**Task objective**:
Look through the lines below and extract each one that contains "Previous".

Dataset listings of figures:
## START

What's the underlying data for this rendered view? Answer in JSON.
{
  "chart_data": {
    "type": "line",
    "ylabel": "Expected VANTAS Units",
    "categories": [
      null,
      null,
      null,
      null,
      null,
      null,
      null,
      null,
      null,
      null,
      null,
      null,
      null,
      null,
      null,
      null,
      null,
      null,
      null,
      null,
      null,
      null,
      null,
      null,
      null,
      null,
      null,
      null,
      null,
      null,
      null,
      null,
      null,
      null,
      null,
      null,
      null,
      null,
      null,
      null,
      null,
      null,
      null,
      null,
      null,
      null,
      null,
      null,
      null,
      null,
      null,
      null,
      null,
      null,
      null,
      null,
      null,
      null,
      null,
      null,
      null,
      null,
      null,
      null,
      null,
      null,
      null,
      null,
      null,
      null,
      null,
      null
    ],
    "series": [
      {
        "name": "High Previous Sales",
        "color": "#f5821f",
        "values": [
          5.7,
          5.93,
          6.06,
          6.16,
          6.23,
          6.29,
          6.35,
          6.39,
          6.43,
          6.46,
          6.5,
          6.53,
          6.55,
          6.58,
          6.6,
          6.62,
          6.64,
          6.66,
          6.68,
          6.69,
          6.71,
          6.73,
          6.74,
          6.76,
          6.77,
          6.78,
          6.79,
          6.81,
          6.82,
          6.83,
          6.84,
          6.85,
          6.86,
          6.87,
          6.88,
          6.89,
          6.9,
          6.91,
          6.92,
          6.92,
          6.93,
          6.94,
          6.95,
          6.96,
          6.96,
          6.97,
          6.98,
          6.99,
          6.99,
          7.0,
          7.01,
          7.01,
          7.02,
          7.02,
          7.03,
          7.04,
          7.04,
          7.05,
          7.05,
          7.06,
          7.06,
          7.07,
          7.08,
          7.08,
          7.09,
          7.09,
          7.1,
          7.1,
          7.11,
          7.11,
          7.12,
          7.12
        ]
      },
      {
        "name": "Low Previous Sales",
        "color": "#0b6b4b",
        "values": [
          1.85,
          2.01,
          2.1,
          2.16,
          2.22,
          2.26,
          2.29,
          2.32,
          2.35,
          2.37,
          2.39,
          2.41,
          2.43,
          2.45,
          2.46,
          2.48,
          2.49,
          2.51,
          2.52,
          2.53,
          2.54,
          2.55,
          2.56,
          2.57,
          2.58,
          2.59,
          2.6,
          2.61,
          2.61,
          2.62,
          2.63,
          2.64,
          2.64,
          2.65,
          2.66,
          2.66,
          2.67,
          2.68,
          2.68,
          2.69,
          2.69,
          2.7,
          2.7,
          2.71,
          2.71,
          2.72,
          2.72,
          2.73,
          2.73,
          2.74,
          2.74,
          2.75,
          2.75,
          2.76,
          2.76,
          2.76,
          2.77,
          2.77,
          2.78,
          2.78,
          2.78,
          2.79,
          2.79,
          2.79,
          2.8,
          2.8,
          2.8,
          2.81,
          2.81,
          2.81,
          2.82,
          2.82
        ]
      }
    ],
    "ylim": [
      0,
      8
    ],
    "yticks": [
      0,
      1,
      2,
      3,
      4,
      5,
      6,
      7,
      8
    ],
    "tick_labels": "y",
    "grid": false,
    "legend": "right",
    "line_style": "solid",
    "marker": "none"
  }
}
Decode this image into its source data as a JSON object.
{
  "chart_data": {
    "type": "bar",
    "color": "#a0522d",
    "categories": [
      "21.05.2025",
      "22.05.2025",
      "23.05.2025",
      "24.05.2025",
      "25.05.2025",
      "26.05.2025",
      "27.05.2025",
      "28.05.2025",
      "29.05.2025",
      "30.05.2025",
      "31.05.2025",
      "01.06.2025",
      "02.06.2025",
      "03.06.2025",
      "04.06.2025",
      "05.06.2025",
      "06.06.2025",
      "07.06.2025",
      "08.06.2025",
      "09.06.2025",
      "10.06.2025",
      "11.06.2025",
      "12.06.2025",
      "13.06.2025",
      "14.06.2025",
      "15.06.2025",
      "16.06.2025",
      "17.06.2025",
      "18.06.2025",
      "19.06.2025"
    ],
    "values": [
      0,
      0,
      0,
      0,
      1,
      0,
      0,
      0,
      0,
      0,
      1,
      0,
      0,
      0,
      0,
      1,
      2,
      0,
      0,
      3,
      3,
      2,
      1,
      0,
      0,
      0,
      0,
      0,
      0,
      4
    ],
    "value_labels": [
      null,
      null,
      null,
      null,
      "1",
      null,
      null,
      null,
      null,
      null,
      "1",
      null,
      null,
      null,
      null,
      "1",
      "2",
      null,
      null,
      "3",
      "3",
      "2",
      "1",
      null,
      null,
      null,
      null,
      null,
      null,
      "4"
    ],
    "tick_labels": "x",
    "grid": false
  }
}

## END

**Worked solution**:
        "name": "High Previous Sales",
        "name": "Low Previous Sales",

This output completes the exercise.